_Data supplied_.
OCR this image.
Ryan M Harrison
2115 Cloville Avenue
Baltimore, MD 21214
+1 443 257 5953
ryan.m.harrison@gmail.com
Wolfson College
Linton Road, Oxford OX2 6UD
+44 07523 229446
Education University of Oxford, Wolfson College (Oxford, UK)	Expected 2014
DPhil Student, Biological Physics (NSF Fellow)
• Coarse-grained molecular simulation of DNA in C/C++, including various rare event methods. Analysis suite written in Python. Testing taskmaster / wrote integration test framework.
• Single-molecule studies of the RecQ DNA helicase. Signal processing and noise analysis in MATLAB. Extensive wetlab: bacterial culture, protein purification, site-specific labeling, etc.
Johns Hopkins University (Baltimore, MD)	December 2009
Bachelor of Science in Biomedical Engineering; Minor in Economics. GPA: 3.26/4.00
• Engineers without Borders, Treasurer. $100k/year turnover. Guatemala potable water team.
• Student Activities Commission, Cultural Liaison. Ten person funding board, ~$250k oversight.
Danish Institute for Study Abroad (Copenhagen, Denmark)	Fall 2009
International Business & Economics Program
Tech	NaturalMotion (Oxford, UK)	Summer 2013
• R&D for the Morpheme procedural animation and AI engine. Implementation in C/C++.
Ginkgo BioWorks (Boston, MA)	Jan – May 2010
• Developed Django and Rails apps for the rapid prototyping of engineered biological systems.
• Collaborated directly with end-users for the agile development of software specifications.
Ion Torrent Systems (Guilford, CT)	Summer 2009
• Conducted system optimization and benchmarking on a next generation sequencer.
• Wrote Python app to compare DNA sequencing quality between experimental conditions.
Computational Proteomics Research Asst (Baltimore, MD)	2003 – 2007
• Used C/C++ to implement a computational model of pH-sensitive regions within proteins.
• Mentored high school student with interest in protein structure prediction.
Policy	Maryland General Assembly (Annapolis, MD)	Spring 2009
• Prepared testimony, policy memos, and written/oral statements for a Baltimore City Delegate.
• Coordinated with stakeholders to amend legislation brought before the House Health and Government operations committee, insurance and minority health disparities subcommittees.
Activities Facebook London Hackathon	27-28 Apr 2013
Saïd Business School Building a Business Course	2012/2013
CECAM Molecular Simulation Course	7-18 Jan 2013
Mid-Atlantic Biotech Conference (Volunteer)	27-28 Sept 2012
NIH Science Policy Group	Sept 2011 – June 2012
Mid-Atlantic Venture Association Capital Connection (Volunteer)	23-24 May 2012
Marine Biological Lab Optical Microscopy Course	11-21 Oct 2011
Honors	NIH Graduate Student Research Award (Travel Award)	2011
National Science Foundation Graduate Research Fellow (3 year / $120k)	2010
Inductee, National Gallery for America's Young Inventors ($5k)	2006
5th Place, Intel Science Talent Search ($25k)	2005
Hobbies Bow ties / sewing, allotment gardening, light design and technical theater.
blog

--

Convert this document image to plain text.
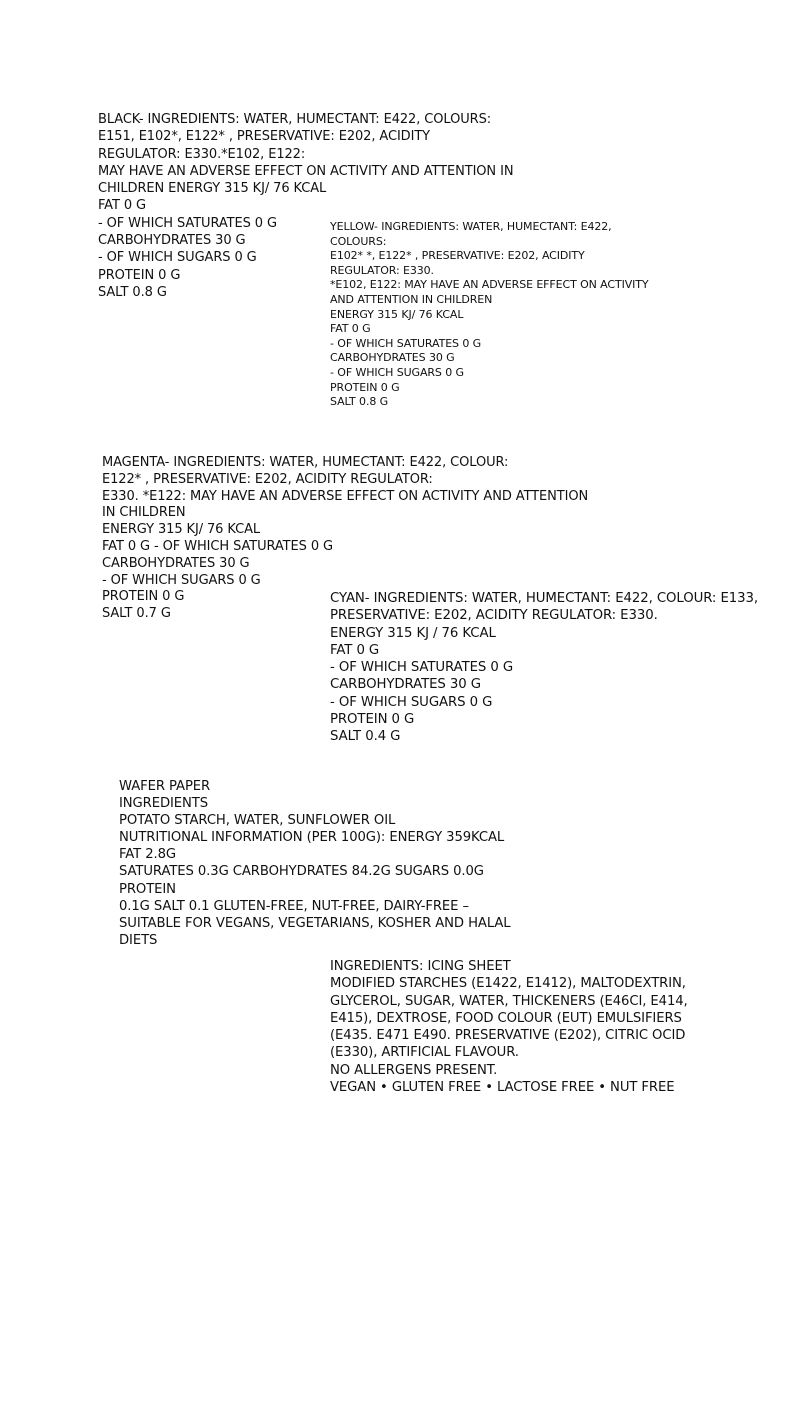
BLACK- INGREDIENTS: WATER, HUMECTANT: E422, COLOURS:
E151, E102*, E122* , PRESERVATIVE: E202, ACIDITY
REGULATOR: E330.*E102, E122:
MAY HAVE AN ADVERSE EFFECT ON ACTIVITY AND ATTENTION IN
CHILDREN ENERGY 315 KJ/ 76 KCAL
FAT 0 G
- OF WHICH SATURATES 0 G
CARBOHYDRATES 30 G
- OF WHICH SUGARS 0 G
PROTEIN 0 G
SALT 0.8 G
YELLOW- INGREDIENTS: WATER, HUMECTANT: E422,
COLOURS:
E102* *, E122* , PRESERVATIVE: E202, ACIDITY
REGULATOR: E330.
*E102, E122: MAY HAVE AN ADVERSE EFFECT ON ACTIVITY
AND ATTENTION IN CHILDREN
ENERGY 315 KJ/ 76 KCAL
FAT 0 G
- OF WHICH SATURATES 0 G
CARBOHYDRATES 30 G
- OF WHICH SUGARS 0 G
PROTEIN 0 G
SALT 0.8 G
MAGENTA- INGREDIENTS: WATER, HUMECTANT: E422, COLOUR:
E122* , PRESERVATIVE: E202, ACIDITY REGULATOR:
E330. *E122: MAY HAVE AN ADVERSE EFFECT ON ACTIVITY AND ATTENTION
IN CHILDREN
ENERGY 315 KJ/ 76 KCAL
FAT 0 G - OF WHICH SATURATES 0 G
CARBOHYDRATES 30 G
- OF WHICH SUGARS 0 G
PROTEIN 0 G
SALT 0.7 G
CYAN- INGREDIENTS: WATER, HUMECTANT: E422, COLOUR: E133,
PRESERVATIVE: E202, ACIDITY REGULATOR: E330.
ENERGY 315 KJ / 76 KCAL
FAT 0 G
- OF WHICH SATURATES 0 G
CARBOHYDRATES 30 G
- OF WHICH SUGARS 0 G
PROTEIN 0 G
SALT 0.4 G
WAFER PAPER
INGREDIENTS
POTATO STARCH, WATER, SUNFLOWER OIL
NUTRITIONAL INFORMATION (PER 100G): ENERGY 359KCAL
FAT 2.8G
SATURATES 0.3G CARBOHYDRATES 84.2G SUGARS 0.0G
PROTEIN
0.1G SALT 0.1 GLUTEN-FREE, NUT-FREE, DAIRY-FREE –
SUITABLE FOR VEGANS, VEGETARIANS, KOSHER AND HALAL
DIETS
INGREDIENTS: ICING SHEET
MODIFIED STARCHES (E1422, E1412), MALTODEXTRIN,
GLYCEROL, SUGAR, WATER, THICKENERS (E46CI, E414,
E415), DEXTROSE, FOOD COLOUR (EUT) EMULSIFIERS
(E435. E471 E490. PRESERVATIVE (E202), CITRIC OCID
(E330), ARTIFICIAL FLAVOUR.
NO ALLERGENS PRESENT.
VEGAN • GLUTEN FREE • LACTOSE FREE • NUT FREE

* * *

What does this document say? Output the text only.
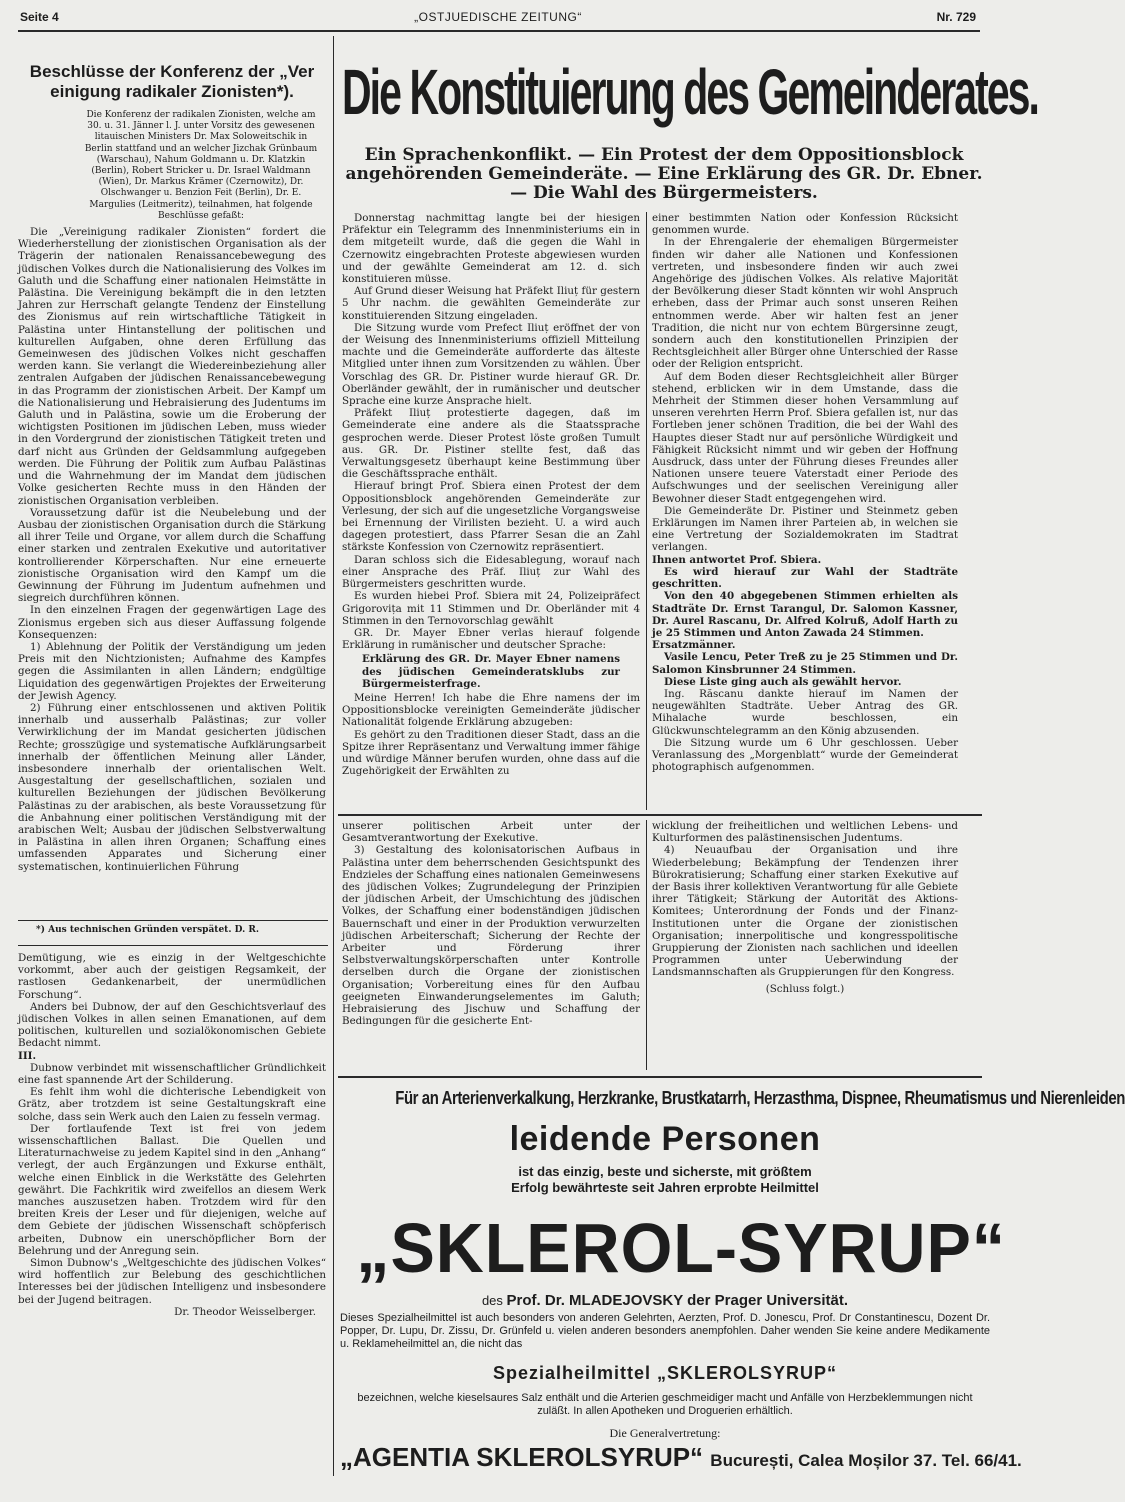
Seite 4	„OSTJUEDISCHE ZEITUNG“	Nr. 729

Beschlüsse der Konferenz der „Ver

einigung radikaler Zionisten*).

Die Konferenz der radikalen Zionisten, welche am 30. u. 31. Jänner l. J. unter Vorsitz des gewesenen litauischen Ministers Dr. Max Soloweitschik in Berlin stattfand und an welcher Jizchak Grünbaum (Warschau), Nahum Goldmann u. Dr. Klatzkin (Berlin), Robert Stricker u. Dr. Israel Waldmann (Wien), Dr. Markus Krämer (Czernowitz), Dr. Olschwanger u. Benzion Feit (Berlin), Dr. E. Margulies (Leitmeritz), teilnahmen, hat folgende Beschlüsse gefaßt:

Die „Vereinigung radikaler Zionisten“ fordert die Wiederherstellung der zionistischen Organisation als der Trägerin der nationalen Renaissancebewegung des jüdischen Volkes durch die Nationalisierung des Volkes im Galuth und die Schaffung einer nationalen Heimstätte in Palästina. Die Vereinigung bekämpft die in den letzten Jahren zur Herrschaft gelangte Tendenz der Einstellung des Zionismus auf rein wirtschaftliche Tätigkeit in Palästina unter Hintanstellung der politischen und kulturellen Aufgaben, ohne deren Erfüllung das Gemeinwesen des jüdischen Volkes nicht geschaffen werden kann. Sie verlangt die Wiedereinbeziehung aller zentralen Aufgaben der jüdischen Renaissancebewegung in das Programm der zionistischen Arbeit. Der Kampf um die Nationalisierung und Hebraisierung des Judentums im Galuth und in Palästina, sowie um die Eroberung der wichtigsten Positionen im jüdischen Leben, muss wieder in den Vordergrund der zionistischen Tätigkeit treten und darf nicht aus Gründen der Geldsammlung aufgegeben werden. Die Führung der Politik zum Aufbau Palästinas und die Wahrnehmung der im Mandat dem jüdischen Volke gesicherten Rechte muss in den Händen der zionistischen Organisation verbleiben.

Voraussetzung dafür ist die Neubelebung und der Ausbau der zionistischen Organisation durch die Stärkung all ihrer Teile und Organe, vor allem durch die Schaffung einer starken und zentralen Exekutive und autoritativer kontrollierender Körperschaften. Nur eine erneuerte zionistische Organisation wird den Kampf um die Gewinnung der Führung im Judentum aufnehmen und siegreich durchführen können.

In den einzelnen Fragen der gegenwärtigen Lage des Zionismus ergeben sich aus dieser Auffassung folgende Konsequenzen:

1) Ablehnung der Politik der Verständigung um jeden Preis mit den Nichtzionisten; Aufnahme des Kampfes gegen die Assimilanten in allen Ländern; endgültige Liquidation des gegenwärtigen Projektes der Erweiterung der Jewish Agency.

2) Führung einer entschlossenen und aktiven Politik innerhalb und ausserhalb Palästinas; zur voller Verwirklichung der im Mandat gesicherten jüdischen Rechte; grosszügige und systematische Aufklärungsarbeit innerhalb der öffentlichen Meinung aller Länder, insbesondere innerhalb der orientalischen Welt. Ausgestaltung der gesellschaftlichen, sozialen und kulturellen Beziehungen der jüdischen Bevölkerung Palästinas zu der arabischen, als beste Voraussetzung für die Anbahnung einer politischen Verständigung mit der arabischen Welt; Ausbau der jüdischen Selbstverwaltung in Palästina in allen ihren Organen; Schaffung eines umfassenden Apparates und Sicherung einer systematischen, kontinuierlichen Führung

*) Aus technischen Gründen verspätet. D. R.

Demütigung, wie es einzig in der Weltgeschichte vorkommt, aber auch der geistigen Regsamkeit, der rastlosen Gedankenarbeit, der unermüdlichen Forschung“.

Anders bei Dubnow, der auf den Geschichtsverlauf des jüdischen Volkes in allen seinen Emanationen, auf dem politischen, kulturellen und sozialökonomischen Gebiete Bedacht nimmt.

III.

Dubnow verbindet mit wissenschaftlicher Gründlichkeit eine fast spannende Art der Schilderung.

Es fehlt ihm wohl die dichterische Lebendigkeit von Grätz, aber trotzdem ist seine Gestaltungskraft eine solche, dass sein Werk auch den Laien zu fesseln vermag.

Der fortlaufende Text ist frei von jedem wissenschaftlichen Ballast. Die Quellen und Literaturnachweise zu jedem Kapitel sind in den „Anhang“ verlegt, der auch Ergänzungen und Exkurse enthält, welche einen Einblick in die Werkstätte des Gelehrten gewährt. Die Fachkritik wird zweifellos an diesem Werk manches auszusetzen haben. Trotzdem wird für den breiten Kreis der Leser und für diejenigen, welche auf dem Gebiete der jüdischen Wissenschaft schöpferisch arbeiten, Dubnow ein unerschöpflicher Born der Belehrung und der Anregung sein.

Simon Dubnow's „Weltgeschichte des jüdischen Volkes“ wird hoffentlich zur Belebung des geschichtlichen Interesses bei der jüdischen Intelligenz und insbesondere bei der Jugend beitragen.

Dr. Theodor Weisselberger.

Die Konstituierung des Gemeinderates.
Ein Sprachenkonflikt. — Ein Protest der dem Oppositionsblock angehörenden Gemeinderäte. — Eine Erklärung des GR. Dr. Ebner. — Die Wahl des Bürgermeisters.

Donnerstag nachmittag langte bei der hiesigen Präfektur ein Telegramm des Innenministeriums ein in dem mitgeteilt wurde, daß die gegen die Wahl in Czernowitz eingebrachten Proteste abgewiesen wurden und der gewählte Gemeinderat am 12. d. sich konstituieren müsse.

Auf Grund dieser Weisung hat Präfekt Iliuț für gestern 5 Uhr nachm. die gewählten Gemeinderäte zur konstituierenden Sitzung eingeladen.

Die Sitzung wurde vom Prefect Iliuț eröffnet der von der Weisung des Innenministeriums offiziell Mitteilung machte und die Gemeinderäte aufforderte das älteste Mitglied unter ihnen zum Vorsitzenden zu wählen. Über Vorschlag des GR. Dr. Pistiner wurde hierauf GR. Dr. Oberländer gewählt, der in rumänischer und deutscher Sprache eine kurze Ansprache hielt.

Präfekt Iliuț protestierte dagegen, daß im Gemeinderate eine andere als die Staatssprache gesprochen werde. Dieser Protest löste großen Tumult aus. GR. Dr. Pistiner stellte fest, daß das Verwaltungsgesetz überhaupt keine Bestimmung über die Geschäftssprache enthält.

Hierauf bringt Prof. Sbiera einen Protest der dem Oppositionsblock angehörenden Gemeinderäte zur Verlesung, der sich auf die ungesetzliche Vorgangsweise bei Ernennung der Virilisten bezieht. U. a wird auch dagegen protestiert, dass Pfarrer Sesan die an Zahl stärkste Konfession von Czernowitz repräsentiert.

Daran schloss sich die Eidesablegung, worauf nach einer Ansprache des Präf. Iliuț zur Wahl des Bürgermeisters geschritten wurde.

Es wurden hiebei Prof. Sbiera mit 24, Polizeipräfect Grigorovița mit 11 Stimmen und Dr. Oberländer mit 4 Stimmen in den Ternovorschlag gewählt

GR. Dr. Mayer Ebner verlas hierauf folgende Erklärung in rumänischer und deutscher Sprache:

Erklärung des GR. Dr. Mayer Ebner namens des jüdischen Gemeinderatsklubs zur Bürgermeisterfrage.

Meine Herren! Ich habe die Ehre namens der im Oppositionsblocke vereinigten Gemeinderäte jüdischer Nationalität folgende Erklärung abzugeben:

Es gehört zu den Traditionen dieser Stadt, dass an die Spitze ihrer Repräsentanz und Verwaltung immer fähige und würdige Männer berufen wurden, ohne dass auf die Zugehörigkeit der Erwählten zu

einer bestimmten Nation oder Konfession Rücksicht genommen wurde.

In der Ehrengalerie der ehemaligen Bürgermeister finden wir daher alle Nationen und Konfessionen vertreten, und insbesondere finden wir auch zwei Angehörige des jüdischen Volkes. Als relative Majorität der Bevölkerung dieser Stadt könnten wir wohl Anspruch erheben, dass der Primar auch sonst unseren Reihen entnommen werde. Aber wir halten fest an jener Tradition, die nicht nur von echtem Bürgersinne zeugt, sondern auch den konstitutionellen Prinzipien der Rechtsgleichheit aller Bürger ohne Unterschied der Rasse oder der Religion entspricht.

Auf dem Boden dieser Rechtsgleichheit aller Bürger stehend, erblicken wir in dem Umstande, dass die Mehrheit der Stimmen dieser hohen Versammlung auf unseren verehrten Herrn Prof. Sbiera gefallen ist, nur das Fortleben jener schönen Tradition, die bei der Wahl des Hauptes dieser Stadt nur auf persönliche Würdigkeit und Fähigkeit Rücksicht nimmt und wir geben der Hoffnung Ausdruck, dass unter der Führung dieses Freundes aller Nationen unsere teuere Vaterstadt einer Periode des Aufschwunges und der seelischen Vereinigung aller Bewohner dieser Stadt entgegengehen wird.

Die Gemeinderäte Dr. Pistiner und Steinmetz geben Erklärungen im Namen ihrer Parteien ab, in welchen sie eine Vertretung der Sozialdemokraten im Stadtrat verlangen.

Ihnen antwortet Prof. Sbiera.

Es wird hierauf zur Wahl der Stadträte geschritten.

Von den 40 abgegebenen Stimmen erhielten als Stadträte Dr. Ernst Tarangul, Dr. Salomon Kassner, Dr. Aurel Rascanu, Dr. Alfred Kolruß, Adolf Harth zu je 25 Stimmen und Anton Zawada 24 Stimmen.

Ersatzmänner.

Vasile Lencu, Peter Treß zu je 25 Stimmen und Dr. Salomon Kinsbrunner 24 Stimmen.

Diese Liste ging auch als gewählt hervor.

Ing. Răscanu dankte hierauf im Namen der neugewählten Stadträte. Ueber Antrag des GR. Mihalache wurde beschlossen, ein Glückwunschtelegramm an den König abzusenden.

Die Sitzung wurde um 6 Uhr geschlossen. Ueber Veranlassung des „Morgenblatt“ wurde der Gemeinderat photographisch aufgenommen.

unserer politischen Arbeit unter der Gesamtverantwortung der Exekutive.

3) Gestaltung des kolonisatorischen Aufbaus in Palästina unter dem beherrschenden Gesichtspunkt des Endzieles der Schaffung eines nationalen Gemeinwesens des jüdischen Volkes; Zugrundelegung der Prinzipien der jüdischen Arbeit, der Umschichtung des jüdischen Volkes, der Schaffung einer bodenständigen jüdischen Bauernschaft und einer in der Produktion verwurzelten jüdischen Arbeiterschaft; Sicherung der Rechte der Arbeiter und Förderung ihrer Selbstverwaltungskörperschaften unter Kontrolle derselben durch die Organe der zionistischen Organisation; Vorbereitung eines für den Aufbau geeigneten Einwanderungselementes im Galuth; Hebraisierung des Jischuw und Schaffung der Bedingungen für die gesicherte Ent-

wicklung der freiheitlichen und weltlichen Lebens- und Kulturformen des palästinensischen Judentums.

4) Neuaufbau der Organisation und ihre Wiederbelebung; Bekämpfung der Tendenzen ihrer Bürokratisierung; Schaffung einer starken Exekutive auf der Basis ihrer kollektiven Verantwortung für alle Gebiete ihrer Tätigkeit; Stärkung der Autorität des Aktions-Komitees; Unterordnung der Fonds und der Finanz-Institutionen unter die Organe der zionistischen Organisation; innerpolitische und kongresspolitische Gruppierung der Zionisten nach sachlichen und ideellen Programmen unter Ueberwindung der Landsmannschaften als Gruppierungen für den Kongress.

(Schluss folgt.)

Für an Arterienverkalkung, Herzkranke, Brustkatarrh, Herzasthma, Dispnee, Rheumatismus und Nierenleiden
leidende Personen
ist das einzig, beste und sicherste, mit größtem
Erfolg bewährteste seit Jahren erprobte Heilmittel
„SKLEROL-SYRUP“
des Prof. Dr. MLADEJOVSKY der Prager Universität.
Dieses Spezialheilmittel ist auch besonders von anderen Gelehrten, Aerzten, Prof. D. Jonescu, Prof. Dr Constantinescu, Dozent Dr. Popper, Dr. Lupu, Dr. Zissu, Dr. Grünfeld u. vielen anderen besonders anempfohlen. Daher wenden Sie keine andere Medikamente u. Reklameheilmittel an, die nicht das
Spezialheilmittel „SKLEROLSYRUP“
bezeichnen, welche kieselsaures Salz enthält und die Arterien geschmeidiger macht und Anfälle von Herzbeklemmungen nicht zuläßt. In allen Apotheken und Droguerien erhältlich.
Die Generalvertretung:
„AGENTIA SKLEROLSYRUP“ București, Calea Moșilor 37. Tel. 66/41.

_Task to complete_.
Count each line of the listing above that holds the string "Economics", and state that count without anything added.

_Output of the task_.
2